■ Exercise directions: Search the records that follow and extract every line containing the string "overlapping".
-- START --
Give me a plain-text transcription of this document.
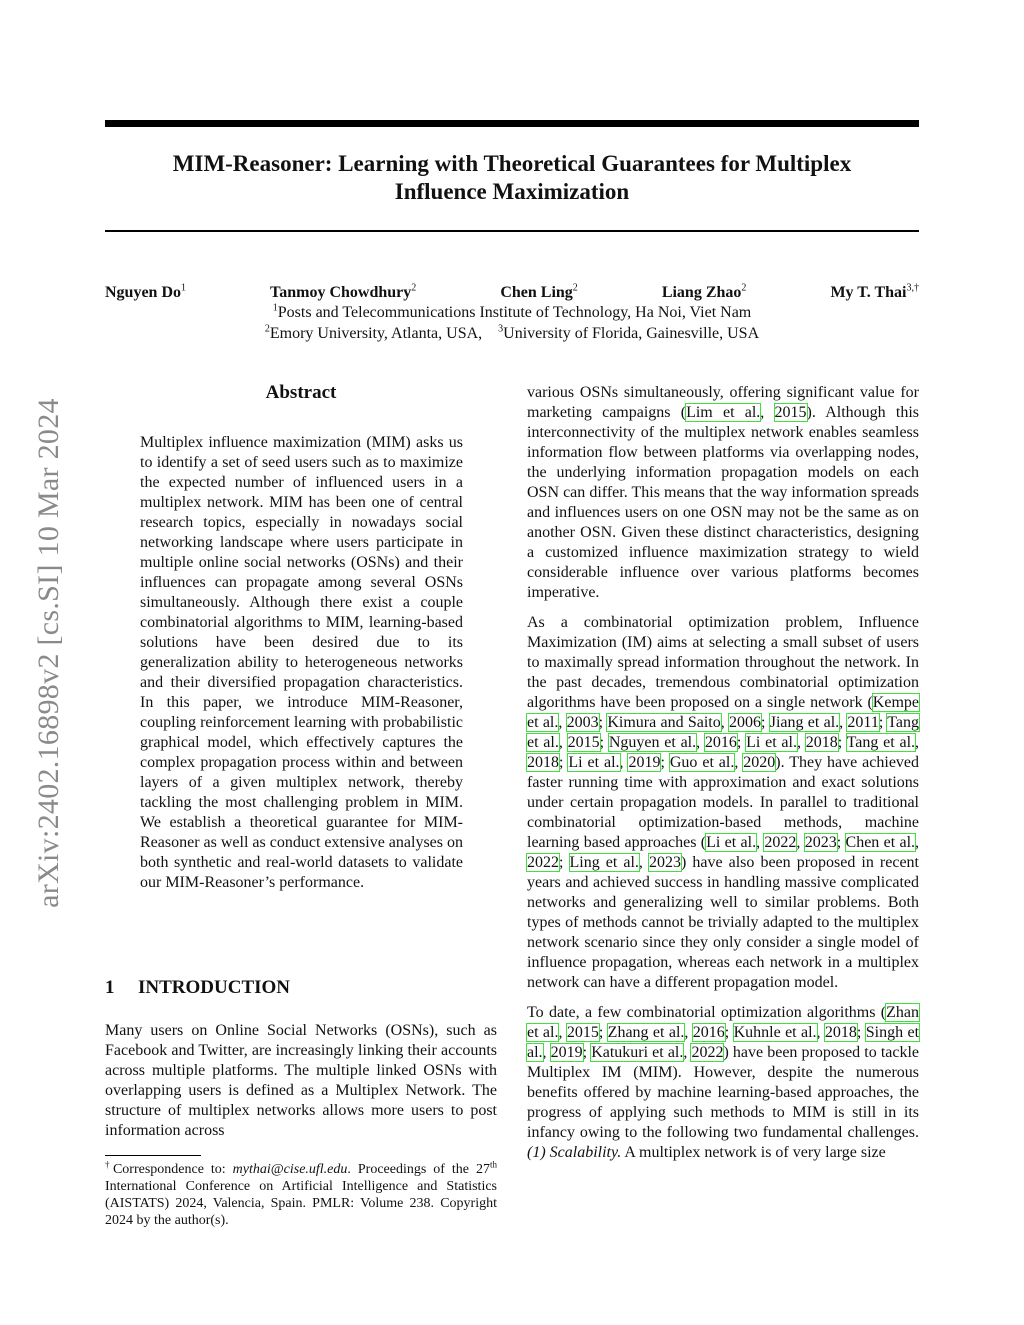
arXiv:2402.16898v2 [cs.SI] 10 Mar 2024
MIM-Reasoner: Learning with Theoretical Guarantees for Multiplex
Influence Maximization
Nguyen Do$^1$	Tanmoy Chowdhury$^2$	Chen Ling$^2$	Liang Zhao$^2$	My T. Thai$^{3,\dagger}$
$^1$Posts and Telecommunications Institute of Technology, Ha Noi, Viet Nam
$^2$Emory University, Atlanta, USA, $^3$University of Florida, Gainesville, USA
Abstract
Multiplex influence maximization (MIM) asks us to identify a set of seed users such as to maximize the expected number of influenced users in a multiplex network. MIM has been one of central research topics, especially in nowadays social networking landscape where users participate in multiple online social networks (OSNs) and their influences can propagate among several OSNs simultaneously. Although there exist a couple combinatorial algorithms to MIM, learning-based solutions have been desired due to its generalization ability to heterogeneous networks and their diversified propagation characteristics. In this paper, we introduce MIM-Reasoner, coupling reinforcement learning with probabilistic graphical model, which effectively captures the complex propagation process within and between layers of a given multiplex network, thereby tackling the most challenging problem in MIM. We establish a theoretical guarantee for MIM-Reasoner as well as conduct extensive analyses on both synthetic and real-world datasets to validate our MIM-Reasoner’s performance.
1 INTRODUCTION
Many users on Online Social Networks (OSNs), such as Facebook and Twitter, are increasingly linking their accounts across multiple platforms. The multiple linked OSNs with overlapping users is defined as a Multiplex Network. The structure of multiplex networks allows more users to post information across
†Correspondence to: mythai@cise.ufl.edu. Proceedings of the 27th International Conference on Artificial Intelligence and Statistics (AISTATS) 2024, Valencia, Spain. PMLR: Volume 238. Copyright 2024 by the author(s).

various OSNs simultaneously, offering significant value for marketing campaigns (Lim et al., 2015). Although this interconnectivity of the multiplex network enables seamless information flow between platforms via overlapping nodes, the underlying information propagation models on each OSN can differ. This means that the way information spreads and influences users on one OSN may not be the same as on another OSN. Given these distinct characteristics, designing a customized influence maximization strategy to wield considerable influence over various platforms becomes imperative.

As a combinatorial optimization problem, Influence Maximization (IM) aims at selecting a small subset of users to maximally spread information throughout the network. In the past decades, tremendous combinatorial optimization algorithms have been proposed on a single network (Kempe et al., 2003; Kimura and Saito, 2006; Jiang et al., 2011; Tang et al., 2015; Nguyen et al., 2016; Li et al., 2018; Tang et al., 2018; Li et al., 2019; Guo et al., 2020). They have achieved faster running time with approximation and exact solutions under certain propagation models. In parallel to traditional combinatorial optimization-based methods, machine learning based approaches (Li et al., 2022, 2023; Chen et al., 2022; Ling et al., 2023) have also been proposed in recent years and achieved success in handling massive complicated networks and generalizing well to similar problems. Both types of methods cannot be trivially adapted to the multiplex network scenario since they only consider a single model of influence propagation, whereas each network in a multiplex network can have a different propagation model.

To date, a few combinatorial optimization algorithms (Zhan et al., 2015; Zhang et al., 2016; Kuhnle et al., 2018; Singh et al., 2019; Katukuri et al., 2022) have been proposed to tackle Multiplex IM (MIM). However, despite the numerous benefits offered by machine learning-based approaches, the progress of applying such methods to MIM is still in its infancy owing to the following two fundamental challenges. (1) Scalability. A multiplex network is of very large size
-- END --
■ Exercise output:
Many users on Online Social Networks (OSNs), such as Facebook and Twitter, are increasingly linking their accounts across multiple platforms. The multiple linked OSNs with overlapping users is defined as a Multiplex Network. The structure of multiplex networks allows more users to post information across
various OSNs simultaneously, offering significant value for marketing campaigns (Lim et al., 2015). Although this interconnectivity of the multiplex network enables seamless information flow between platforms via overlapping nodes, the underlying information propagation models on each OSN can differ. This means that the way information spreads and influences users on one OSN may not be the same as on another OSN. Given these distinct characteristics, designing a customized influence maximization strategy to wield considerable influence over various platforms becomes imperative.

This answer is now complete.